Data shown

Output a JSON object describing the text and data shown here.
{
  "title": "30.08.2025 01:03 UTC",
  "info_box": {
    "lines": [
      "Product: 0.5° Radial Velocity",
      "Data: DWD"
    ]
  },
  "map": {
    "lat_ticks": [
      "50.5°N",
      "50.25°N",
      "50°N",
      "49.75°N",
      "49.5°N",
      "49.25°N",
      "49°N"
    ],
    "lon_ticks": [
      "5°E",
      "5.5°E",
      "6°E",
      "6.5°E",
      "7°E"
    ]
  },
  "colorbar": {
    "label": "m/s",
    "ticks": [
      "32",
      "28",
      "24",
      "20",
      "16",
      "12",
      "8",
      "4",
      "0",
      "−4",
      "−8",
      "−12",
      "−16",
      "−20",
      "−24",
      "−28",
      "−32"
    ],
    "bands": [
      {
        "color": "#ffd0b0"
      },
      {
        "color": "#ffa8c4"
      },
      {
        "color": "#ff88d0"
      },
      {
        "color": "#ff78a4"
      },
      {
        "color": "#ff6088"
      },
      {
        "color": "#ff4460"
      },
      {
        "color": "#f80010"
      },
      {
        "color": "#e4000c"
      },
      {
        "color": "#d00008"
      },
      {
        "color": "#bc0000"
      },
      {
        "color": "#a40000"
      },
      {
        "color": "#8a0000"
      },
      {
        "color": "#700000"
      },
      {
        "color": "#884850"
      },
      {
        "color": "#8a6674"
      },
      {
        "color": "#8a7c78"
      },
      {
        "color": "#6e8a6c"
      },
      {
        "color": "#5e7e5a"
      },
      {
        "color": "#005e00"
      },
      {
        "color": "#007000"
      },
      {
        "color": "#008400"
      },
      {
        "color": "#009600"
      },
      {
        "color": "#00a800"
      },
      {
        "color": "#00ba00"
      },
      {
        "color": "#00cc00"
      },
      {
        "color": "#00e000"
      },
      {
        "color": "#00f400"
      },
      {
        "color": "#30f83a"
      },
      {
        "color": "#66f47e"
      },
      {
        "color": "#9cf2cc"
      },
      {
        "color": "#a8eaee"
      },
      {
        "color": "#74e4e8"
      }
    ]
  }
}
* * *
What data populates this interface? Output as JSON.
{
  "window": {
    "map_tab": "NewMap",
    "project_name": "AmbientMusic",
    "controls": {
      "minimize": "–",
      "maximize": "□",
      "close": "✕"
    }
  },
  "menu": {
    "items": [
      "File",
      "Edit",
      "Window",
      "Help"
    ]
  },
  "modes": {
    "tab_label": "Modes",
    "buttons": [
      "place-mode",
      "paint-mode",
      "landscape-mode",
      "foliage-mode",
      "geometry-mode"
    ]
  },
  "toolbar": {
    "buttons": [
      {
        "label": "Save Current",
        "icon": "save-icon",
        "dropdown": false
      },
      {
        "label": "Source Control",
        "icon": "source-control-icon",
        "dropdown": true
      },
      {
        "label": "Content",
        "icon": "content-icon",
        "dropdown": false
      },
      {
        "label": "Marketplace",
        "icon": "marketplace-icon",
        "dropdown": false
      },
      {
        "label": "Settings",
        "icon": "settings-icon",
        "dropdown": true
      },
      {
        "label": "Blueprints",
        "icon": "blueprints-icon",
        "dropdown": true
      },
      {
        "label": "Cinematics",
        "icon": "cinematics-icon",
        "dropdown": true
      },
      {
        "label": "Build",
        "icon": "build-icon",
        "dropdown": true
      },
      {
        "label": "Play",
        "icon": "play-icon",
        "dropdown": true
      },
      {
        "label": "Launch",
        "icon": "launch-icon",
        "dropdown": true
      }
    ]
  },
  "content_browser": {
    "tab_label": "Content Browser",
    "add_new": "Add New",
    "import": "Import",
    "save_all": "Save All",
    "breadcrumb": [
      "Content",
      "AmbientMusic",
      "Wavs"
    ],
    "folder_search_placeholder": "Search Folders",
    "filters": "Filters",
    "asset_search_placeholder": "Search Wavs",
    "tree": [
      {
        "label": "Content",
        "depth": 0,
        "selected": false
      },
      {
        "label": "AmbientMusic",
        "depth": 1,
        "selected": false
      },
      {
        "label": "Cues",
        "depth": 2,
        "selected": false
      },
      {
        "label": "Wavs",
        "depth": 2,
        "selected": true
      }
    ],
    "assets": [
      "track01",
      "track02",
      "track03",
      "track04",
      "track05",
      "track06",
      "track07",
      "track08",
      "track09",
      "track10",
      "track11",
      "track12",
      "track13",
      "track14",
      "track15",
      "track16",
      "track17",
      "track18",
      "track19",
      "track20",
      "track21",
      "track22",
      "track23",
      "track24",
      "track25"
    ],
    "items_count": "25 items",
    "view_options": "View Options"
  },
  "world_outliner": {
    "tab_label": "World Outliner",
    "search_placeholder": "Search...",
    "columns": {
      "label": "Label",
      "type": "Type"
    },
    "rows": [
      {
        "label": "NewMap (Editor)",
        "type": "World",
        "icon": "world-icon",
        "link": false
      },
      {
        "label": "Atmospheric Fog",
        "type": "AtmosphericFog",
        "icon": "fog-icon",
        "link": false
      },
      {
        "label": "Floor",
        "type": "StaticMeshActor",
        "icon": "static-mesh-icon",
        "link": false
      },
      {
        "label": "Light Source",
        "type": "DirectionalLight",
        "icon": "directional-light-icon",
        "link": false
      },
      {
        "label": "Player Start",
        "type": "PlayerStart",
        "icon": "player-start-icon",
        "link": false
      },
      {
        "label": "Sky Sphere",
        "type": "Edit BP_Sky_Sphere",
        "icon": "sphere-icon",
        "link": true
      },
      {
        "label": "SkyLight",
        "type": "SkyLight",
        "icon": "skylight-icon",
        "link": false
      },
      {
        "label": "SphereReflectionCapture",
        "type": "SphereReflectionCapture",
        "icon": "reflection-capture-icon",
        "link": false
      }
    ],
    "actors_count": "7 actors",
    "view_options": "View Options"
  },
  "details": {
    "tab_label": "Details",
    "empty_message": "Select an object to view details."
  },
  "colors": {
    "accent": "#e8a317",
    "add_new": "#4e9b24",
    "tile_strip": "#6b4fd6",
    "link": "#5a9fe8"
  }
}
* * *
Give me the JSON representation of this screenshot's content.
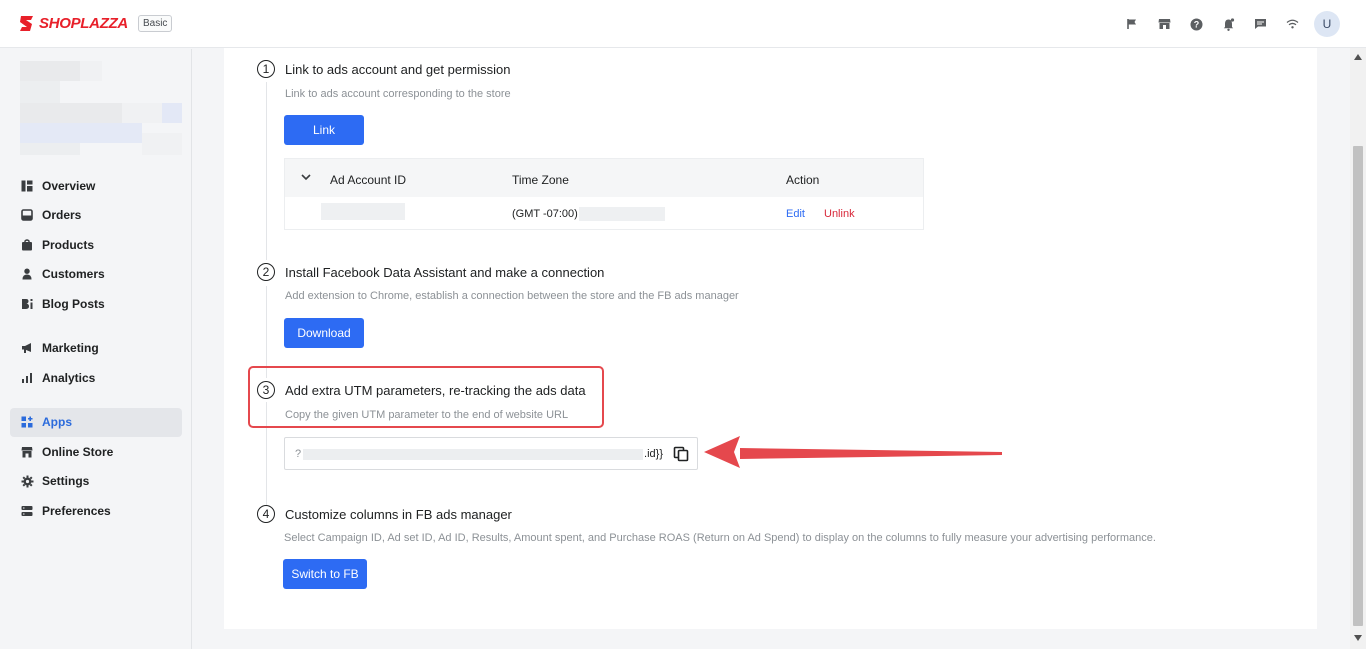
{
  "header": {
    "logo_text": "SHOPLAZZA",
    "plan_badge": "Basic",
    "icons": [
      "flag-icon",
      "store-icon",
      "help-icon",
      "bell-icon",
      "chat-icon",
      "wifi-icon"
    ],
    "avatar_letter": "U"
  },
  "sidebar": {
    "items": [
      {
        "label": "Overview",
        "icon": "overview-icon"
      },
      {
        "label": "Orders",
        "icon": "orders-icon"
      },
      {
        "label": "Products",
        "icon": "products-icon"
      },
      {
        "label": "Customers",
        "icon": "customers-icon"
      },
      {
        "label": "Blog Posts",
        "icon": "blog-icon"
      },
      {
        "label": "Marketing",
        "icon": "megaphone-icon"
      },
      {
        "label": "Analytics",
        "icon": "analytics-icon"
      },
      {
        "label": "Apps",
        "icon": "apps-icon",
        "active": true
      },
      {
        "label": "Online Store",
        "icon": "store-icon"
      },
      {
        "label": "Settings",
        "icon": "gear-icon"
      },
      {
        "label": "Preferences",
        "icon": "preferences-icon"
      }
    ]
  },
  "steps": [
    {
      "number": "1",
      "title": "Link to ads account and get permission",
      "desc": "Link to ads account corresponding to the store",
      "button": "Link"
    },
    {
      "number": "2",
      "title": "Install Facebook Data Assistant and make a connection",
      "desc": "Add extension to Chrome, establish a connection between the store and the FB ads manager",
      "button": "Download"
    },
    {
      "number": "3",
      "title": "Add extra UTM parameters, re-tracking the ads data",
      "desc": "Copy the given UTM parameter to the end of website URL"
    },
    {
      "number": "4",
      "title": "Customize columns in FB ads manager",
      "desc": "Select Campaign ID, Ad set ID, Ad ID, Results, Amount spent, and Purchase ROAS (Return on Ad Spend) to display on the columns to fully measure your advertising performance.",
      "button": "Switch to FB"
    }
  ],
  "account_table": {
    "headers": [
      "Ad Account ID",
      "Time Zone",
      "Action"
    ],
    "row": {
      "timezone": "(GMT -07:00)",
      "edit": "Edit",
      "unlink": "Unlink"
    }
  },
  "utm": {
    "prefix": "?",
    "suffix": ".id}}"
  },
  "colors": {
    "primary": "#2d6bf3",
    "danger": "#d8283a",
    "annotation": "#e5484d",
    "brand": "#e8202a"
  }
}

Task
Of the lines above, copy each that contains "JSON".

Solution to this problem
Output a JSON object describing the text and data shown here.
What data populates this interface? Output as JSON.
Give me the JSON representation of this screenshot's content.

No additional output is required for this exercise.